Figure record extracts:
========

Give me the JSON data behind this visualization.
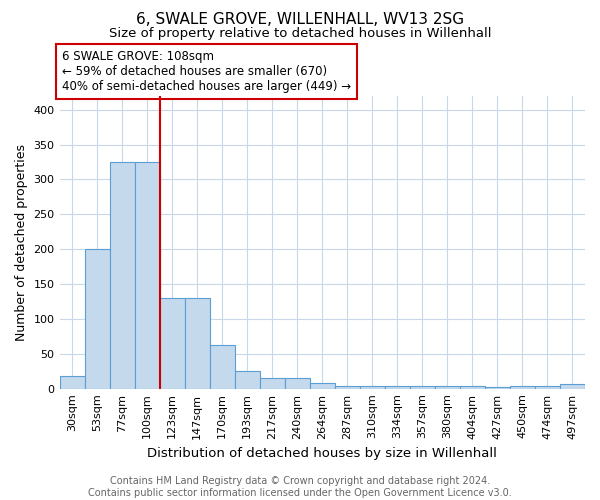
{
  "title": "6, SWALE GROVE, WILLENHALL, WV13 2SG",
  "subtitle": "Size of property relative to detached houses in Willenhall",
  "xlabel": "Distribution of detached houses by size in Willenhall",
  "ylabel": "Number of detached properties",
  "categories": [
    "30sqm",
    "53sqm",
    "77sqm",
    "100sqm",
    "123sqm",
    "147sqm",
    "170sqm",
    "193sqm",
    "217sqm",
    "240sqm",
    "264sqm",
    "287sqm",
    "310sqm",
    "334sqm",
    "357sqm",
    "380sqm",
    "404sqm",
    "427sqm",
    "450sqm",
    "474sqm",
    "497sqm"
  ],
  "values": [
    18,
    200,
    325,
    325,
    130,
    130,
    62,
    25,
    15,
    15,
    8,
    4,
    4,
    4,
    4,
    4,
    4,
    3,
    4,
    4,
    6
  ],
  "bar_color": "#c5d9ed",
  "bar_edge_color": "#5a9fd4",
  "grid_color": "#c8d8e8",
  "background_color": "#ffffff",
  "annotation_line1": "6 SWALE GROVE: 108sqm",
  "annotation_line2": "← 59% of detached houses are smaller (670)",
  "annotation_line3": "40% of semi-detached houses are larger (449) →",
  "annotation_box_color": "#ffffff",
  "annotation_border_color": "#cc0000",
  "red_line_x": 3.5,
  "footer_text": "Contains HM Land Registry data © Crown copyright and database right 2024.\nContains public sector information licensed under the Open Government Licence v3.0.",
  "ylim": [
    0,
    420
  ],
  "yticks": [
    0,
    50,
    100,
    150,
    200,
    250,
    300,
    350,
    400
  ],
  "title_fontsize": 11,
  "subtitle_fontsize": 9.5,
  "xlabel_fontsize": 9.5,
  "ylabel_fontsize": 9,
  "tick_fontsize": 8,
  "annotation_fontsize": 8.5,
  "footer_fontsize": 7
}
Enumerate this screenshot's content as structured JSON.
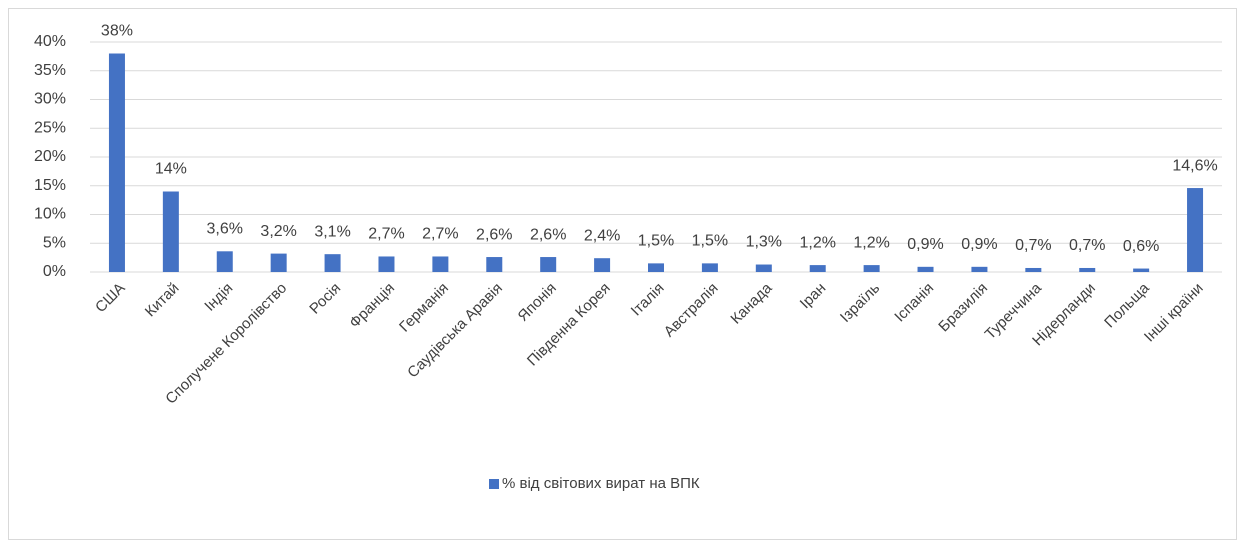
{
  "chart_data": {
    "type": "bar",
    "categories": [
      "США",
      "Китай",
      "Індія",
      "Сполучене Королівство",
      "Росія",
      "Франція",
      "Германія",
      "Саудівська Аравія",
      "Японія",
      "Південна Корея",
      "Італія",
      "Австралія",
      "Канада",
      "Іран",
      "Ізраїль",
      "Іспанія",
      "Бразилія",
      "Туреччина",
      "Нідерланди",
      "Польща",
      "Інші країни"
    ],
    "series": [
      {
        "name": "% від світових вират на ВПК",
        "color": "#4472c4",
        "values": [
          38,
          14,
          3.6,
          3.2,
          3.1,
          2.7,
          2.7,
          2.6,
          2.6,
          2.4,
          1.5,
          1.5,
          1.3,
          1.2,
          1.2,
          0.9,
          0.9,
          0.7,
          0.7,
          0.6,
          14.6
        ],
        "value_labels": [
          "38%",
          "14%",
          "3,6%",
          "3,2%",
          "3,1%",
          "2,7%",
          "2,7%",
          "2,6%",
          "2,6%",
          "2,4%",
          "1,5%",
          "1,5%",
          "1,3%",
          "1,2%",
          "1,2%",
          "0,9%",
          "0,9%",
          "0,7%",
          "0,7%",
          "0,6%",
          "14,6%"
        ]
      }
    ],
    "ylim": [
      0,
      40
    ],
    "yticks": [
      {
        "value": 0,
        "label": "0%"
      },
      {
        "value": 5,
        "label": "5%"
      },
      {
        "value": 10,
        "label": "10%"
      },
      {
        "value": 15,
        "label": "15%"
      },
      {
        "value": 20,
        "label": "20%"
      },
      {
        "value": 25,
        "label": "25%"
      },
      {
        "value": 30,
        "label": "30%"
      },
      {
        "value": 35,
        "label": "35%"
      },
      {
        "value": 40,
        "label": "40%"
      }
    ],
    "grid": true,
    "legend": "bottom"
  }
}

========

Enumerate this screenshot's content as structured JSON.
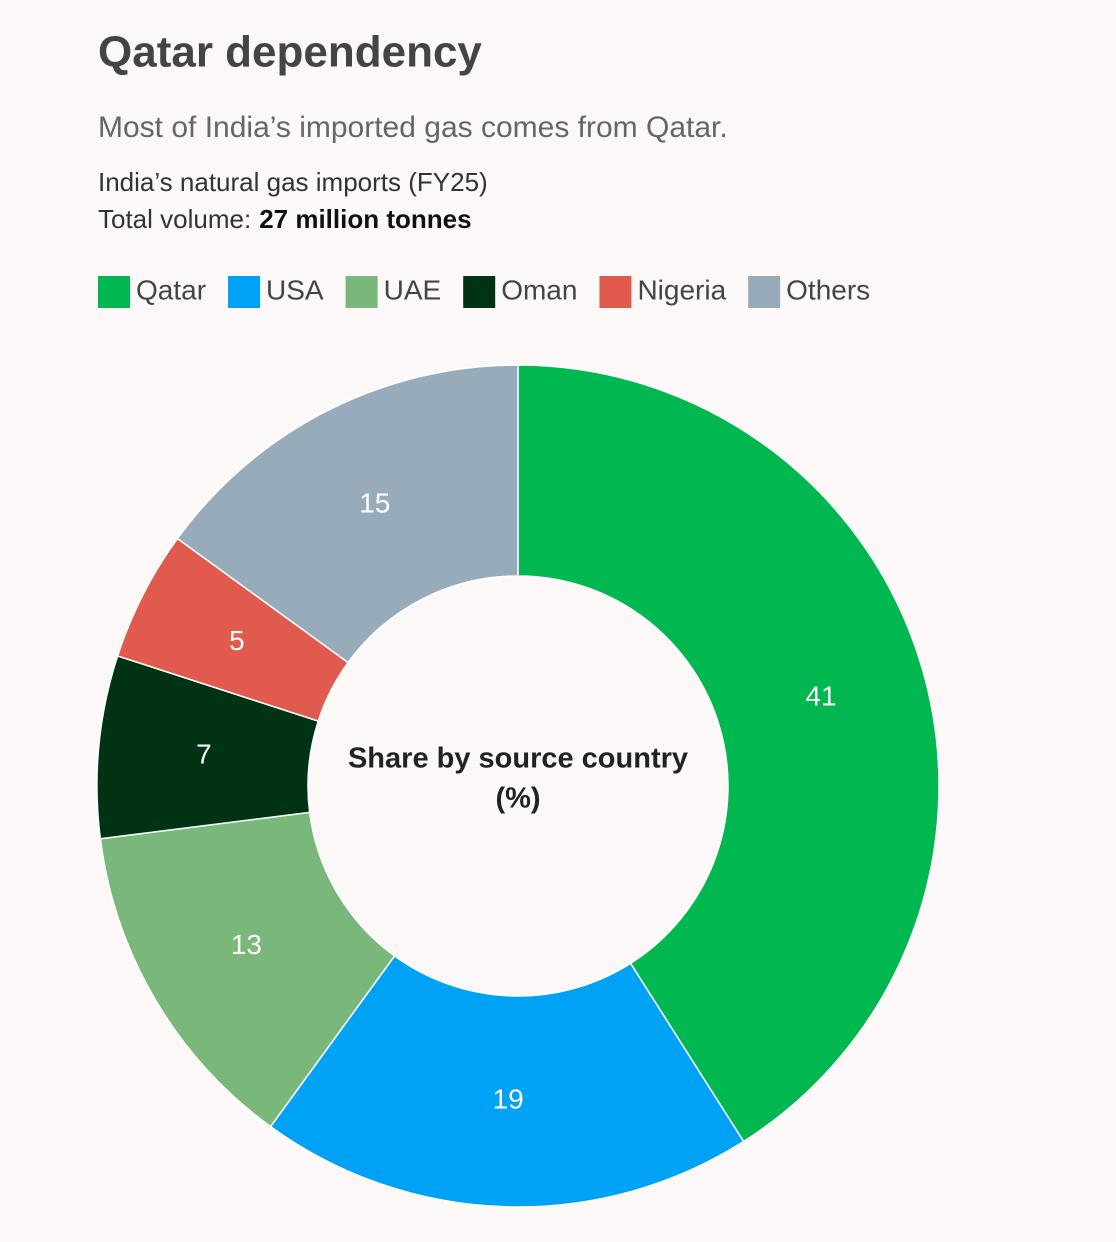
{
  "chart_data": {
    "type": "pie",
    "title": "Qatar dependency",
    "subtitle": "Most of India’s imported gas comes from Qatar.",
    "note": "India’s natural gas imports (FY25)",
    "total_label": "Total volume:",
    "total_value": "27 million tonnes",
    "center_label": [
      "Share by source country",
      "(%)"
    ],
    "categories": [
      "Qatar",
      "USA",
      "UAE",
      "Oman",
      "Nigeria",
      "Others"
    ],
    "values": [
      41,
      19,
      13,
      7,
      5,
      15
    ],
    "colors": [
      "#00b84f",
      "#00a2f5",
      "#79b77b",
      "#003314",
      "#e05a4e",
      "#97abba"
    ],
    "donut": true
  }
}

========

Exercise details: Wherever the word "GROVE" occurs in a line of the listing, copy that line.

Solution to the problem:
  "title": "6, SWALE GROVE, WILLENHALL, WV13 2SG",
  "annotation_line1": "6 SWALE GROVE: 108sqm",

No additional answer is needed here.